• **What you should do**
Scan the entries below. List each line with "甲乙双方一致确认".

---

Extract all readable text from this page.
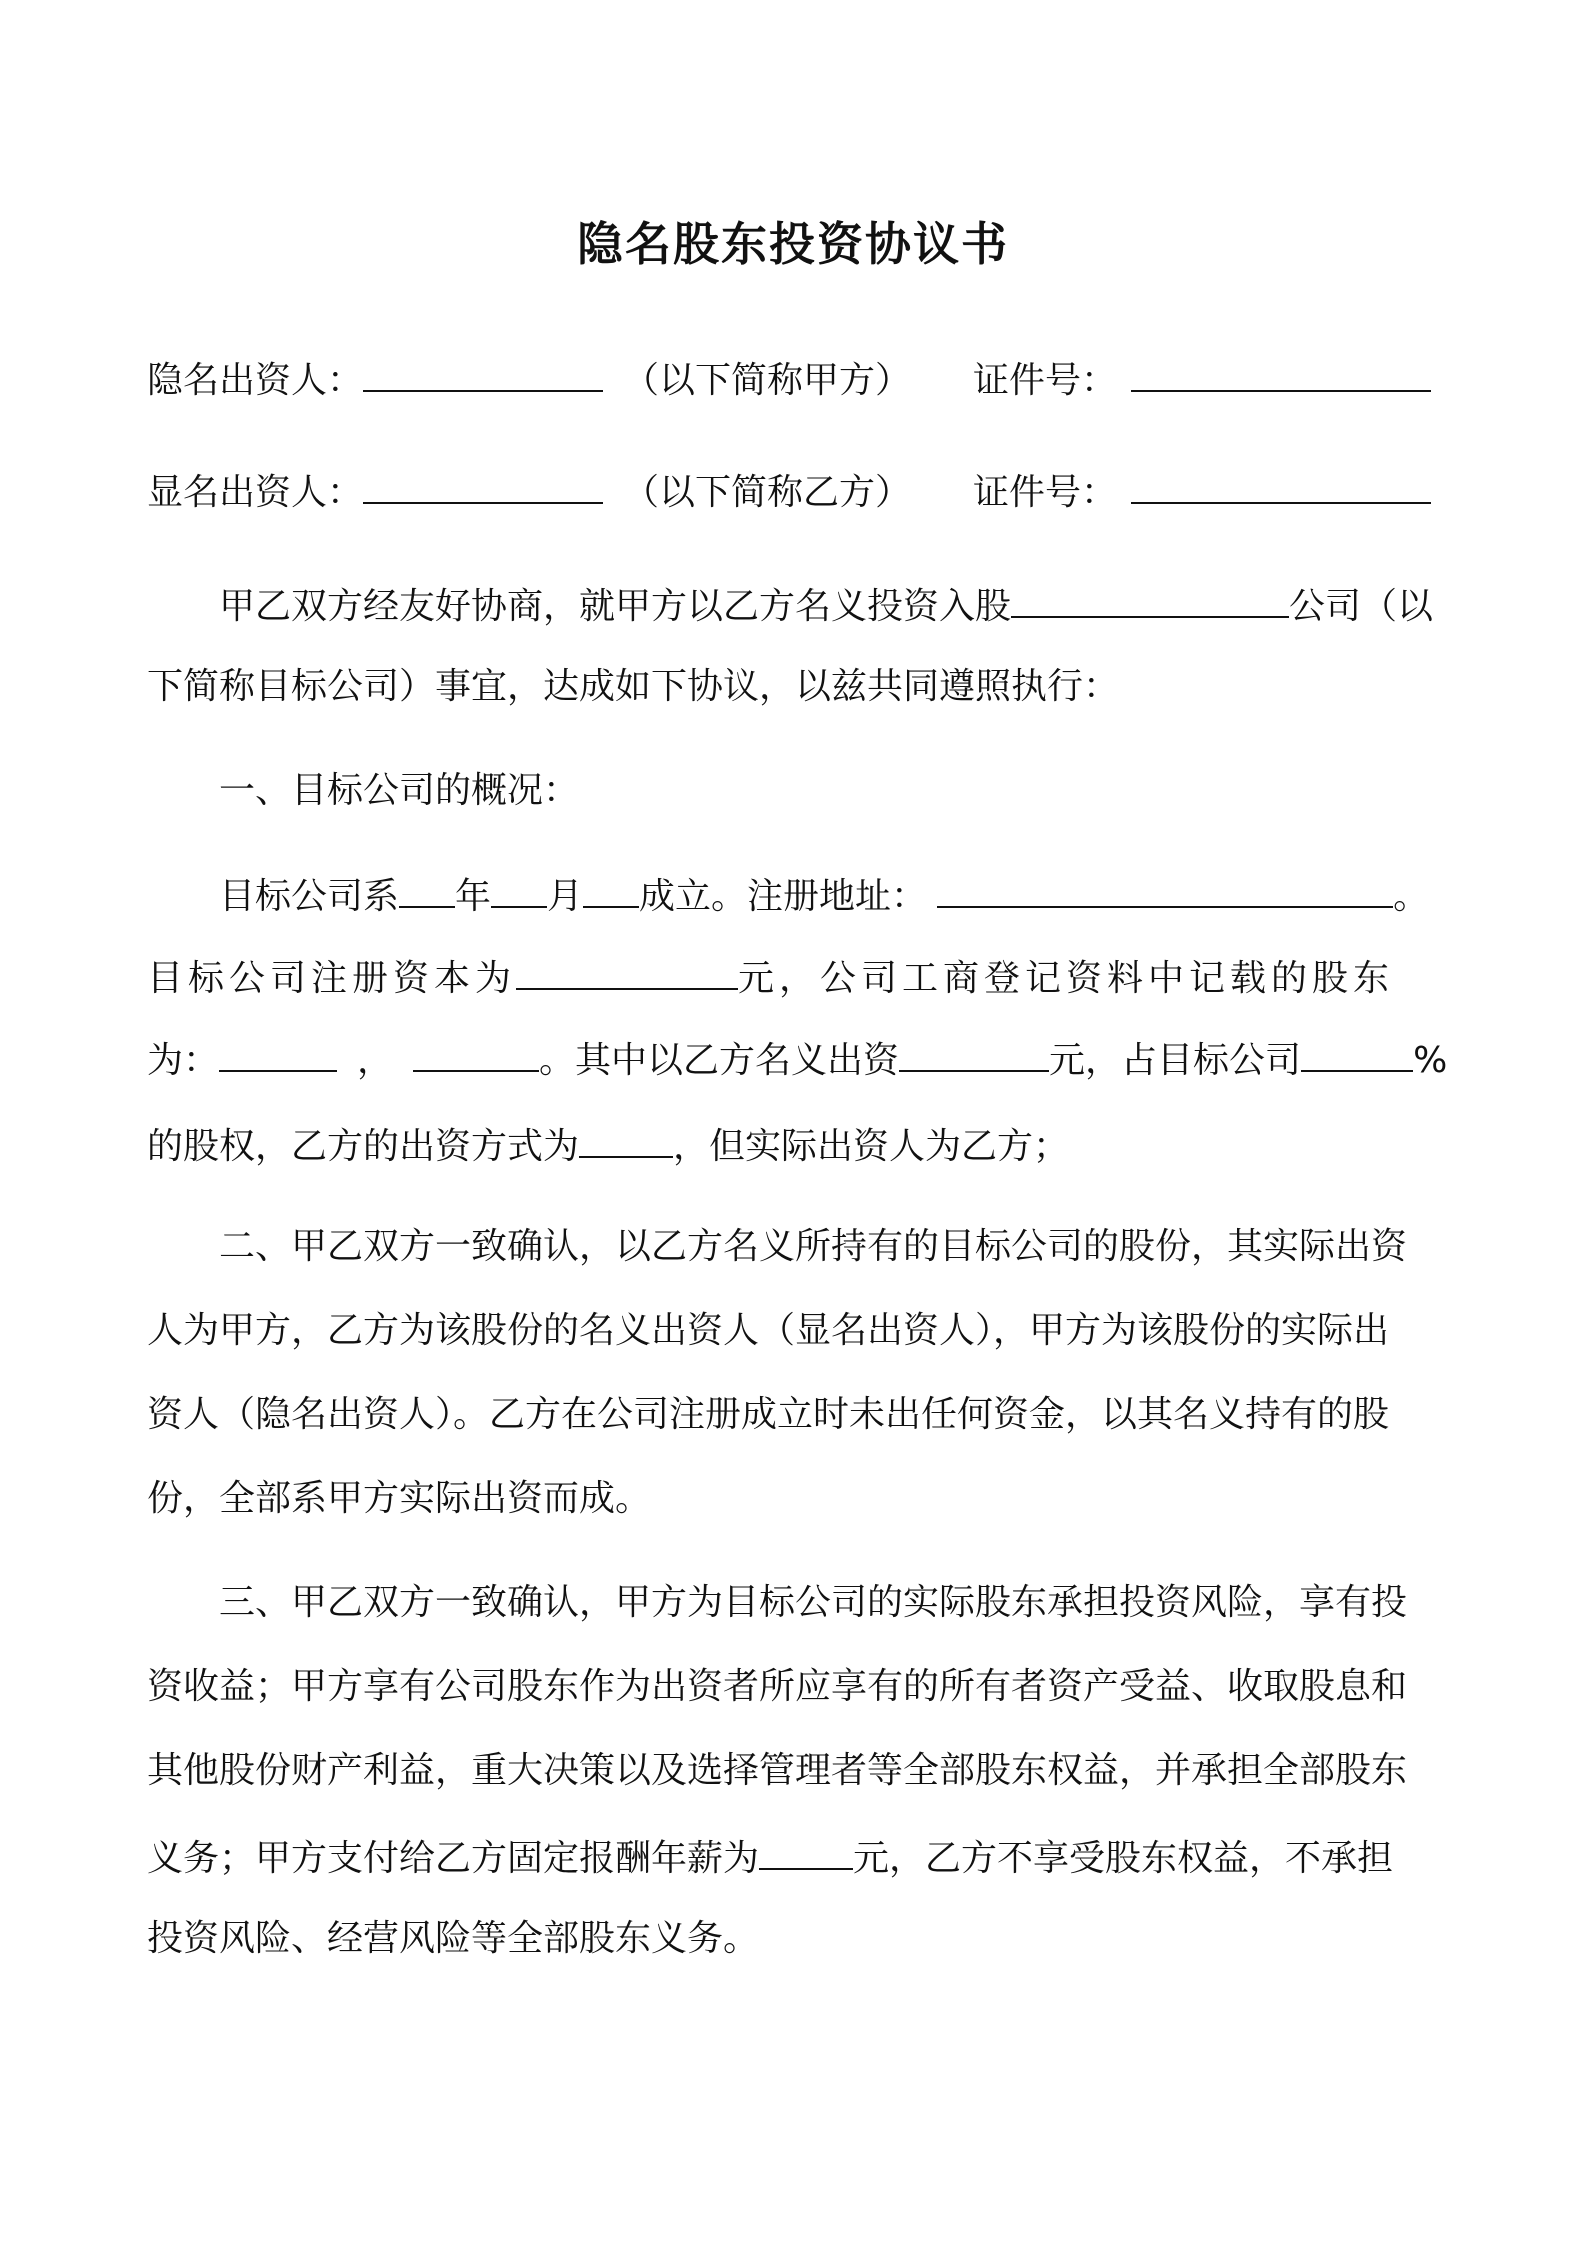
隐名股东投资协议书
隐名出资人：	（以下简称甲方） 证件号：
显名出资人：	（以下简称乙方） 证件号：
甲乙双方经友好协商，就甲方以乙方名义投资入股	公司（以
下简称目标公司）事宜，达成如下协议，以兹共同遵照执行：
一、目标公司的概况：
目标公司系 年 月 成立。注册地址：	。
目标公司注册资本为	元，公司工商登记资料中记载的股东
为：	，	。其中以乙方名义出资	元，占目标公司	%
的股权，乙方的出资方式为	，但实际出资人为乙方；
二、甲乙双方一致确认，以乙方名义所持有的目标公司的股份，其实际出资
人为甲方，乙方为该股份的名义出资人（显名出资人），甲方为该股份的实际出
资人（隐名出资人）。乙方在公司注册成立时未出任何资金，以其名义持有的股
份，全部系甲方实际出资而成。
三、甲乙双方一致确认，甲方为目标公司的实际股东承担投资风险，享有投
资收益；甲方享有公司股东作为出资者所应享有的所有者资产受益、收取股息和
其他股份财产利益，重大决策以及选择管理者等全部股东权益，并承担全部股东
义务；甲方支付给乙方固定报酬年薪为	元，乙方不享受股东权益，不承担
投资风险、经营风险等全部股东义务。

---

• **Final answer**
二、甲乙双方一致确认，以乙方名义所持有的目标公司的股份，其实际出资
三、甲乙双方一致确认，甲方为目标公司的实际股东承担投资风险，享有投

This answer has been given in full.